## Begin
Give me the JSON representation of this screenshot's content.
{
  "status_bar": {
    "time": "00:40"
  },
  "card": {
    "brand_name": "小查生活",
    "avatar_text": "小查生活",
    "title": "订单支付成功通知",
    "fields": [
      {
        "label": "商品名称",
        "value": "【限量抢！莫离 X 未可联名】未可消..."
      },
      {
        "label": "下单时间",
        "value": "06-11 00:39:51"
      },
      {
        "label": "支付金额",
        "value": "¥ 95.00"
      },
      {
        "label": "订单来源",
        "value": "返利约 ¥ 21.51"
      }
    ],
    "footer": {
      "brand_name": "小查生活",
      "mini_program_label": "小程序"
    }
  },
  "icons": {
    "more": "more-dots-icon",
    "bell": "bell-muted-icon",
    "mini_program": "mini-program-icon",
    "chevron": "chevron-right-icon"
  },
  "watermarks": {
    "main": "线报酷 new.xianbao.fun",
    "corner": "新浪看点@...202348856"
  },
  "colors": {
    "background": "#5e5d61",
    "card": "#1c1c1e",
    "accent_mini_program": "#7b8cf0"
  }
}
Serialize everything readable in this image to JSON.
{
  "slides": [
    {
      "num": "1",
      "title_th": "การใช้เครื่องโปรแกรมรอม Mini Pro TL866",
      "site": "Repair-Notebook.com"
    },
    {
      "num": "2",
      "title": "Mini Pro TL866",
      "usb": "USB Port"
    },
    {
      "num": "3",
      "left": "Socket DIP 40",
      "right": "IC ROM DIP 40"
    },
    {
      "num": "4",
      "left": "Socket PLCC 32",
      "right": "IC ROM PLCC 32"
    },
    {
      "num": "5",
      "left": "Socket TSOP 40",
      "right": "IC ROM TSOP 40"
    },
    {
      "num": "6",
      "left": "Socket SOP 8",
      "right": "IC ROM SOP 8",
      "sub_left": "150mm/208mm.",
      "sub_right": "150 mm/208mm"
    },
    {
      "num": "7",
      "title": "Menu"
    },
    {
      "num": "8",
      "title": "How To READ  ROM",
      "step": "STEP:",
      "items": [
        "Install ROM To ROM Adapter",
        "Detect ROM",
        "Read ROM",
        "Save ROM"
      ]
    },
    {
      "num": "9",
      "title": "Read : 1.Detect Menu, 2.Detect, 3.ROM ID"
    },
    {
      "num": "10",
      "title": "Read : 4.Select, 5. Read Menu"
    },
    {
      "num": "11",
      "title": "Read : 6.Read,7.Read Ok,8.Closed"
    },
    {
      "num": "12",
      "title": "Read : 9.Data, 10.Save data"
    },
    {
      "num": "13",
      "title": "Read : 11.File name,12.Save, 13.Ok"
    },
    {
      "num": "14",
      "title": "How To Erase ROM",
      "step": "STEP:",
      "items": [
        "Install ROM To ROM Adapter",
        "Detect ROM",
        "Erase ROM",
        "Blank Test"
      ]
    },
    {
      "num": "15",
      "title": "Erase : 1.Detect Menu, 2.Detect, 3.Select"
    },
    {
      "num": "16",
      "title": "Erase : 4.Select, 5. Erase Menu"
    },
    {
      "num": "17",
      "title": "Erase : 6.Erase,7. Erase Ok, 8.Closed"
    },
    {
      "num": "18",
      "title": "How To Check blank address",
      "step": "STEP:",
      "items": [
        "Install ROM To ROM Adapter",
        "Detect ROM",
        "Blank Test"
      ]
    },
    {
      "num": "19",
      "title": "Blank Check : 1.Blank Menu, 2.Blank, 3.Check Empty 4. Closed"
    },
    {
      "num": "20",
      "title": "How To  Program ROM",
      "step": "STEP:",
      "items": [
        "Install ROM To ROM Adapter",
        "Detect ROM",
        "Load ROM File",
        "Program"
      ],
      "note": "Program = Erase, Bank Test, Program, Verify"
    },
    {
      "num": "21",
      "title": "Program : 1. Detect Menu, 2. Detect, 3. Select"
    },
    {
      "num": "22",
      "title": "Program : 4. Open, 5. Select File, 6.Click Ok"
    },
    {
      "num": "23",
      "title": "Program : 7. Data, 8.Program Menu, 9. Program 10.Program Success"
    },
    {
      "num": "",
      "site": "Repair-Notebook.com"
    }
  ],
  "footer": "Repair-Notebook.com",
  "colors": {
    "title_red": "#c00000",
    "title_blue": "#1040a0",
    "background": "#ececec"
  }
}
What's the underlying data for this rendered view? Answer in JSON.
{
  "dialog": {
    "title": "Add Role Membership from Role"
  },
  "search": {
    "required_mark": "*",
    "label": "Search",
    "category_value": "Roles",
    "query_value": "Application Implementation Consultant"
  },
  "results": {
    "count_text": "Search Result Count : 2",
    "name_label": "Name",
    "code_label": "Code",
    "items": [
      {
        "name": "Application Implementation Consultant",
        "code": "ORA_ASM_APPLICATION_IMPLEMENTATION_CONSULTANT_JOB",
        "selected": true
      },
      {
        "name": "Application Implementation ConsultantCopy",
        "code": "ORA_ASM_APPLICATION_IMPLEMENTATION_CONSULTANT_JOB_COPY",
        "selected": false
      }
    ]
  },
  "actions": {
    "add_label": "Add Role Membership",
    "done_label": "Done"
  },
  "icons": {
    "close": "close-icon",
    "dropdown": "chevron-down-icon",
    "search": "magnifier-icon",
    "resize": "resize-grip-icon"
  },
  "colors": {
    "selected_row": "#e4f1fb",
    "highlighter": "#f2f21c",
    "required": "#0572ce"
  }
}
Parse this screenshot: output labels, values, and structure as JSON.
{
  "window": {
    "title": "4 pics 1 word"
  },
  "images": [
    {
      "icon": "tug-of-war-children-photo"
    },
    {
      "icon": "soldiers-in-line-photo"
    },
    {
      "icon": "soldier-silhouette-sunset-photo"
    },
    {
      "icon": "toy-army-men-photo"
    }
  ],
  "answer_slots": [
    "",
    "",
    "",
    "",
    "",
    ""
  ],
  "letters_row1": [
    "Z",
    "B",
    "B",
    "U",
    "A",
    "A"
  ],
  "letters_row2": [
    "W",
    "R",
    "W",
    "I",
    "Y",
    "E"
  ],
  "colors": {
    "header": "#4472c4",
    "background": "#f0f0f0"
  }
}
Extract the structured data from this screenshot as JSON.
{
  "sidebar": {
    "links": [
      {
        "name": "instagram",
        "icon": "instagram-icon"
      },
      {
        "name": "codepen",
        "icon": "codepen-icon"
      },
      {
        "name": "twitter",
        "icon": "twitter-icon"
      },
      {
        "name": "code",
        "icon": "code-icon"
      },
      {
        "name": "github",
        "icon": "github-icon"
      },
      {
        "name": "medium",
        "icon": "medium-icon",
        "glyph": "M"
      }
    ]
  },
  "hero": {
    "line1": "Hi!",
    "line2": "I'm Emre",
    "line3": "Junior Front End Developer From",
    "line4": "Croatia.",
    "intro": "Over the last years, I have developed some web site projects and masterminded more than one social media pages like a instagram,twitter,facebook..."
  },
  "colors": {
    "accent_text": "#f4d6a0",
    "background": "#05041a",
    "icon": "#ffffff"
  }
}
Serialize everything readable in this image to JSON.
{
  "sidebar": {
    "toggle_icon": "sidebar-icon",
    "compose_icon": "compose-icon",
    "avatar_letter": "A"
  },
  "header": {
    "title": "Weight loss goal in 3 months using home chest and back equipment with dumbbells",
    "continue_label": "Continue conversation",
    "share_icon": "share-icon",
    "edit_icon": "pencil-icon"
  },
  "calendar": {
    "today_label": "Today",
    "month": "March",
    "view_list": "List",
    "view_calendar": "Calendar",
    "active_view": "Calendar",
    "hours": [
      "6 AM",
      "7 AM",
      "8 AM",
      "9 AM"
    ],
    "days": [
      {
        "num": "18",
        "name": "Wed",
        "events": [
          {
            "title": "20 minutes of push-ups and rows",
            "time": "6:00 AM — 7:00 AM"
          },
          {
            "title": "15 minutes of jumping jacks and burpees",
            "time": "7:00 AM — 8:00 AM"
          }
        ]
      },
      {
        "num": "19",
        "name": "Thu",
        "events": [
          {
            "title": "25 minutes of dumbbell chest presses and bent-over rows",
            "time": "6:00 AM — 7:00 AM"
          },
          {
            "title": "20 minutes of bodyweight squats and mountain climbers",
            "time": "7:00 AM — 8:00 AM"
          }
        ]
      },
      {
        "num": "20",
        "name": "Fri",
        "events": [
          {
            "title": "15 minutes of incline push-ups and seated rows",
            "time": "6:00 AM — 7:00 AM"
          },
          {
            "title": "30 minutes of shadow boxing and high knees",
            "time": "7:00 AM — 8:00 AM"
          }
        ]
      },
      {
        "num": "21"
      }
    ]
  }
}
## End
TASK DETAILS: Locate all lines that include the word "Check" and copy them out.

FULL RESPONSE:
      "title": "How To Check blank address",
      "title": "Blank Check : 1.Blank Menu, 2.Blank, 3.Check Empty 4. Closed"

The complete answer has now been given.